# [Your task]
Search the data below for "protezione"; list each line that holds it.

# [Extracted entries]
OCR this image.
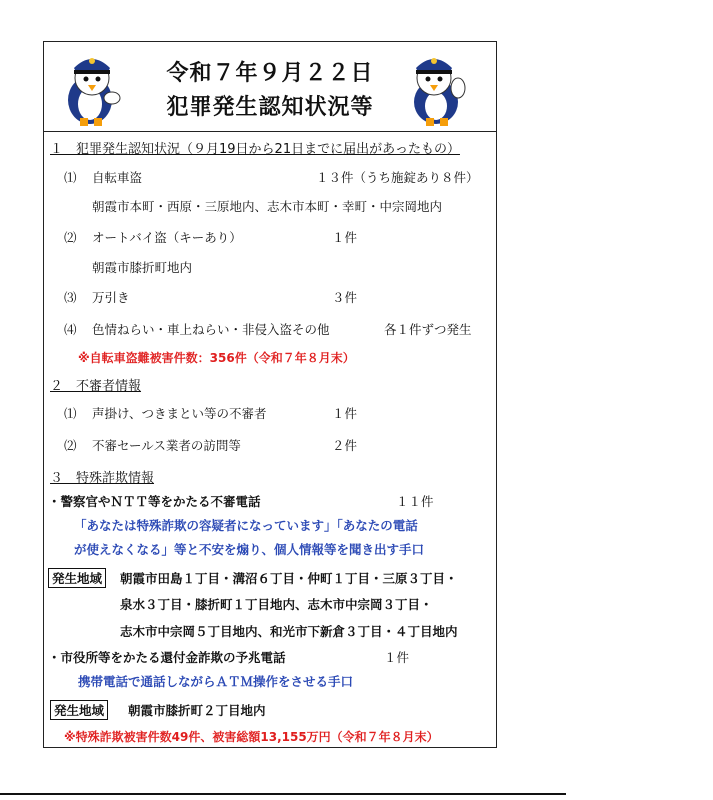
令和７年９月２２日
犯罪発生認知状況等
１　犯罪発生認知状況（９月19日から21日までに届出があったもの）
⑴ 自転車盗	１３件（うち施錠あり８件）
朝霞市本町・西原・三原地内、志木市本町・幸町・中宗岡地内
⑵ オートバイ盗（キーあり）	１件
朝霞市膝折町地内
⑶ 万引き	３件
⑷ 色情ねらい・車上ねらい・非侵入盗その他	各１件ずつ発生
※自転車盗難被害件数：356件（令和７年８月末）
２　不審者情報
⑴ 声掛け、つきまとい等の不審者	１件
⑵ 不審セールス業者の訪問等	２件
３　特殊詐欺情報
・警察官やＮＴＴ等をかたる不審電話	１１件
「あなたは特殊詐欺の容疑者になっています」「あなたの電話
が使えなくなる」等と不安を煽り、個人情報等を聞き出す手口
発生地域	朝霞市田島１丁目・溝沼６丁目・仲町１丁目・三原３丁目・
泉水３丁目・膝折町１丁目地内、志木市中宗岡３丁目・
志木市中宗岡５丁目地内、和光市下新倉３丁目・４丁目地内
・市役所等をかたる還付金詐欺の予兆電話	１件
携帯電話で通話しながらＡＴＭ操作をさせる手口
発生地域	朝霞市膝折町２丁目地内
※特殊詐欺被害件数49件、被害総額13,155万円（令和７年８月末）
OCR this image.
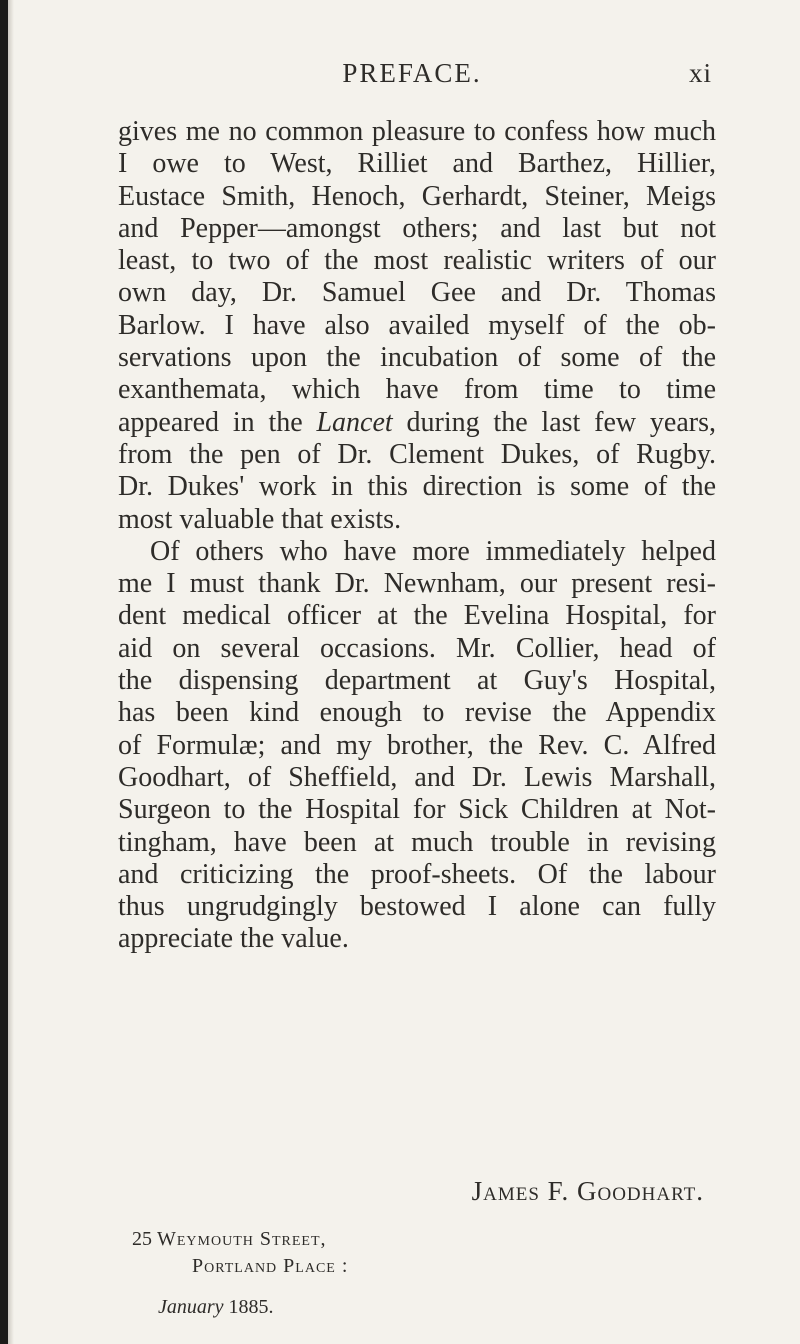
PREFACE.	xi
gives me no common pleasure to confess how much
I owe to West, Rilliet and Barthez, Hillier,
Eustace Smith, Henoch, Gerhardt, Steiner, Meigs
and Pepper—amongst others; and last but not
least, to two of the most realistic writers of our
own day, Dr. Samuel Gee and Dr. Thomas
Barlow. I have also availed myself of the ob-
servations upon the incubation of some of the
exanthemata, which have from time to time
appeared in the Lancet during the last few years,
from the pen of Dr. Clement Dukes, of Rugby.
Dr. Dukes' work in this direction is some of the
most valuable that exists.
Of others who have more immediately helped
me I must thank Dr. Newnham, our present resi-
dent medical officer at the Evelina Hospital, for
aid on several occasions. Mr. Collier, head of
the dispensing department at Guy's Hospital,
has been kind enough to revise the Appendix
of Formulæ; and my brother, the Rev. C. Alfred
Goodhart, of Sheffield, and Dr. Lewis Marshall,
Surgeon to the Hospital for Sick Children at Not-
tingham, have been at much trouble in revising
and criticizing the proof-sheets. Of the labour
thus ungrudgingly bestowed I alone can fully
appreciate the value.
James F. Goodhart.
25 Weymouth Street,
Portland Place :
January 1885.
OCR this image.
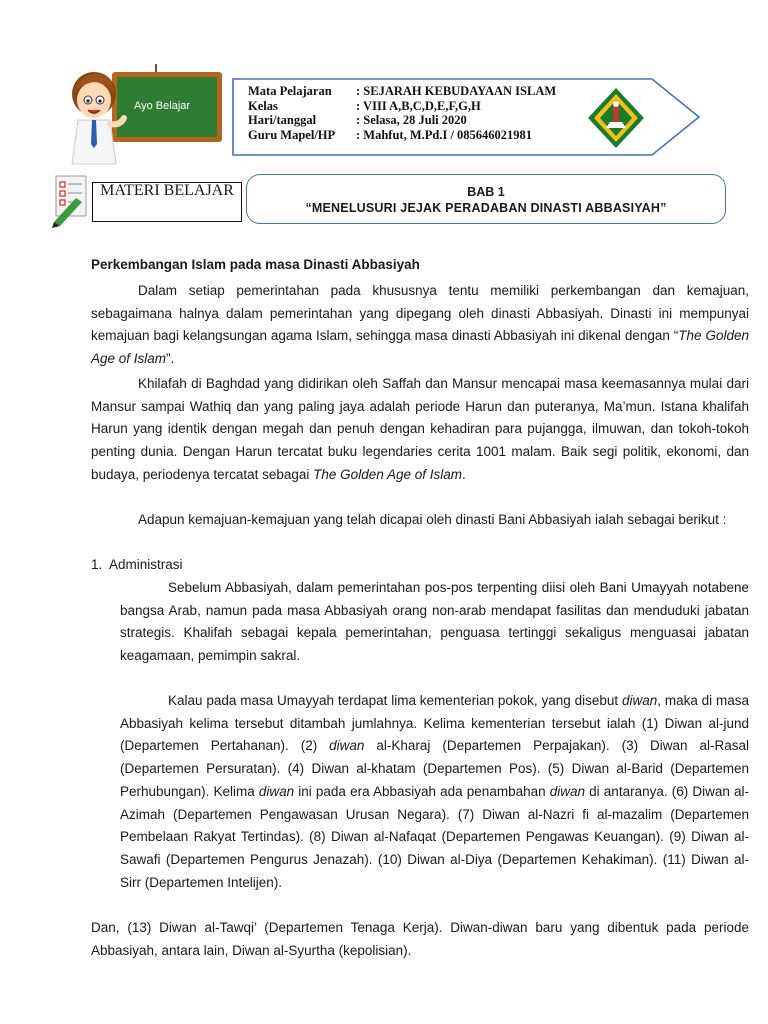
Ayo Belajar
Mata Pelajaran	: SEJARAH KEBUDAYAAN ISLAM
Kelas	: VIII A,B,C,D,E,F,G,H
Hari/tanggal	: Selasa, 28 Juli 2020
Guru Mapel/HP	: Mahfut, M.Pd.I / 085646021981
MATERI BELAJAR	BAB 1
“MENELUSURI JEJAK PERADABAN DINASTI ABBASIYAH”
Perkembangan Islam pada masa Dinasti Abbasiyah
Dalam setiap pemerintahan pada khususnya tentu memiliki perkembangan dan kemajuan, sebagaimana halnya dalam pemerintahan yang dipegang oleh dinasti Abbasiyah. Dinasti ini mempunyai kemajuan bagi kelangsungan agama Islam, sehingga masa dinasti Abbasiyah ini dikenal dengan “The Golden Age of Islam”.
Khilafah di Baghdad yang didirikan oleh Saffah dan Mansur mencapai masa keemasannya mulai dari Mansur sampai Wathiq dan yang paling jaya adalah periode Harun dan puteranya, Ma’mun. Istana khalifah Harun yang identik dengan megah dan penuh dengan kehadiran para pujangga, ilmuwan, dan tokoh-tokoh penting dunia. Dengan Harun tercatat buku legendaries cerita 1001 malam. Baik segi politik, ekonomi, dan budaya, periodenya tercatat sebagai The Golden Age of Islam.
Adapun kemajuan-kemajuan yang telah dicapai oleh dinasti Bani Abbasiyah ialah sebagai berikut :
1.  Administrasi
Sebelum Abbasiyah, dalam pemerintahan pos-pos terpenting diisi oleh Bani Umayyah notabene bangsa Arab, namun pada masa Abbasiyah orang non-arab mendapat fasilitas dan menduduki jabatan strategis. Khalifah sebagai kepala pemerintahan, penguasa tertinggi sekaligus menguasai jabatan keagamaan, pemimpin sakral.
Kalau pada masa Umayyah terdapat lima kementerian pokok, yang disebut diwan, maka di masa Abbasiyah kelima tersebut ditambah jumlahnya. Kelima kementerian tersebut ialah (1) Diwan al-jund (Departemen Pertahanan). (2) diwan al-Kharaj (Departemen Perpajakan). (3) Diwan al-Rasal (Departemen Persuratan). (4) Diwan al-khatam (Departemen Pos). (5) Diwan al-Barid (Departemen Perhubungan). Kelima diwan ini pada era Abbasiyah ada penambahan diwan di antaranya. (6) Diwan al-Azimah (Departemen Pengawasan Urusan Negara). (7) Diwan al-Nazri fi al-mazalim (Departemen Pembelaan Rakyat Tertindas). (8) Diwan al-Nafaqat (Departemen Pengawas Keuangan). (9) Diwan al-Sawafi (Departemen Pengurus Jenazah). (10) Diwan al-Diya (Departemen Kehakiman). (11) Diwan al-Sirr (Departemen Intelijen).
Dan, (13) Diwan al-Tawqi’ (Departemen Tenaga Kerja). Diwan-diwan baru yang dibentuk pada periode Abbasiyah, antara lain, Diwan al-Syurtha (kepolisian).
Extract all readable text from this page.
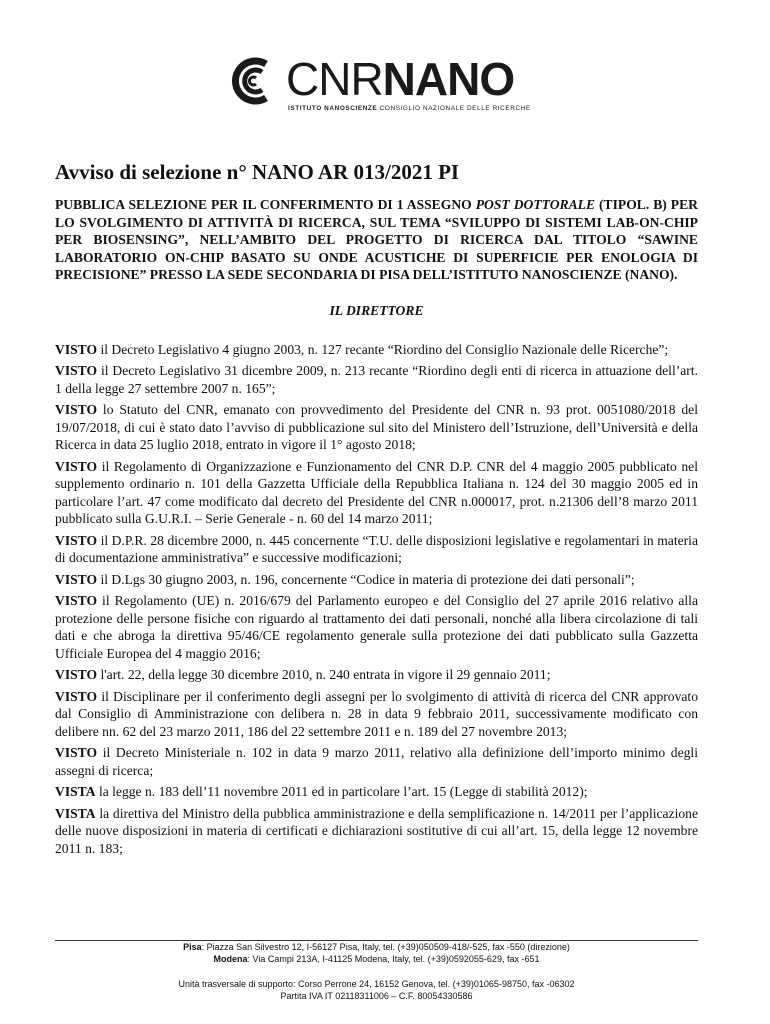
CNRNANO
ISTITUTO NANOSCIENZE CONSIGLIO NAZIONALE DELLE RICERCHE
Avviso di selezione n° NANO AR 013/2021 PI

PUBBLICA SELEZIONE PER IL CONFERIMENTO DI 1 ASSEGNO POST DOTTORALE (TIPOL. B) PER LO SVOLGIMENTO DI ATTIVITÀ DI RICERCA, SUL TEMA “SVILUPPO DI SISTEMI LAB-ON-CHIP PER BIOSENSING”, NELL’AMBITO DEL PROGETTO DI RICERCA DAL TITOLO “SAWINE LABORATORIO ON-CHIP BASATO SU ONDE ACUSTICHE DI SUPERFICIE PER ENOLOGIA DI PRECISIONE” PRESSO LA SEDE SECONDARIA DI PISA DELL’ISTITUTO NANOSCIENZE (NANO).

IL DIRETTORE

VISTO il Decreto Legislativo 4 giugno 2003, n. 127 recante “Riordino del Consiglio Nazionale delle Ricerche”;

VISTO il Decreto Legislativo 31 dicembre 2009, n. 213 recante “Riordino degli enti di ricerca in attuazione dell’art. 1 della legge 27 settembre 2007 n. 165”;

VISTO lo Statuto del CNR, emanato con provvedimento del Presidente del CNR n. 93 prot. 0051080/2018 del 19/07/2018, di cui è stato dato l’avviso di pubblicazione sul sito del Ministero dell’Istruzione, dell’Università e della Ricerca in data 25 luglio 2018, entrato in vigore il 1° agosto 2018;

VISTO il Regolamento di Organizzazione e Funzionamento del CNR D.P. CNR del 4 maggio 2005 pubblicato nel supplemento ordinario n. 101 della Gazzetta Ufficiale della Repubblica Italiana n. 124 del 30 maggio 2005 ed in particolare l’art. 47 come modificato dal decreto del Presidente del CNR n.000017, prot. n.21306 dell’8 marzo 2011 pubblicato sulla G.U.R.I. – Serie Generale - n. 60 del 14 marzo 2011;

VISTO il D.P.R. 28 dicembre 2000, n. 445 concernente “T.U. delle disposizioni legislative e regolamentari in materia di documentazione amministrativa” e successive modificazioni;

VISTO il D.Lgs 30 giugno 2003, n. 196, concernente “Codice in materia di protezione dei dati personali”;

VISTO il Regolamento (UE) n. 2016/679 del Parlamento europeo e del Consiglio del 27 aprile 2016 relativo alla protezione delle persone fisiche con riguardo al trattamento dei dati personali, nonché alla libera circolazione di tali dati e che abroga la direttiva 95/46/CE regolamento generale sulla protezione dei dati pubblicato sulla Gazzetta Ufficiale Europea del 4 maggio 2016;

VISTO l'art. 22, della legge 30 dicembre 2010, n. 240 entrata in vigore il 29 gennaio 2011;

VISTO il Disciplinare per il conferimento degli assegni per lo svolgimento di attività di ricerca del CNR approvato dal Consiglio di Amministrazione con delibera n. 28 in data 9 febbraio 2011, successivamente modificato con delibere nn. 62 del 23 marzo 2011, 186 del 22 settembre 2011 e n. 189 del 27 novembre 2013;

VISTO il Decreto Ministeriale n. 102 in data 9 marzo 2011, relativo alla definizione dell’importo minimo degli assegni di ricerca;

VISTA la legge n. 183 dell’11 novembre 2011 ed in particolare l’art. 15 (Legge di stabilità 2012);

VISTA la direttiva del Ministro della pubblica amministrazione e della semplificazione n. 14/2011 per l’applicazione delle nuove disposizioni in materia di certificati e dichiarazioni sostitutive di cui all’art. 15, della legge 12 novembre 2011 n. 183;

Pisa: Piazza San Silvestro 12, I-56127 Pisa, Italy, tel. (+39)050509-418/-525, fax -550 (direzione)
Modena: Via Campi 213A, I-41125 Modena, Italy, tel. (+39)0592055-629, fax -651
Unità trasversale di supporto: Corso Perrone 24, 16152 Genova, tel. (+39)01065-98750, fax -06302
Partita IVA IT 02118311006 – C.F. 80054330586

# [Completed task]
VISTO il D.Lgs 30 giugno 2003, n. 196, concernente “Codice in materia di protezione dei dati personali”;
VISTO il Regolamento (UE) n. 2016/679 del Parlamento europeo e del Consiglio del 27 aprile 2016 relativo alla protezione delle persone fisiche con riguardo al trattamento dei dati personali, nonché alla libera circolazione di tali dati e che abroga la direttiva 95/46/CE regolamento generale sulla protezione dei dati pubblicato sulla Gazzetta Ufficiale Europea del 4 maggio 2016;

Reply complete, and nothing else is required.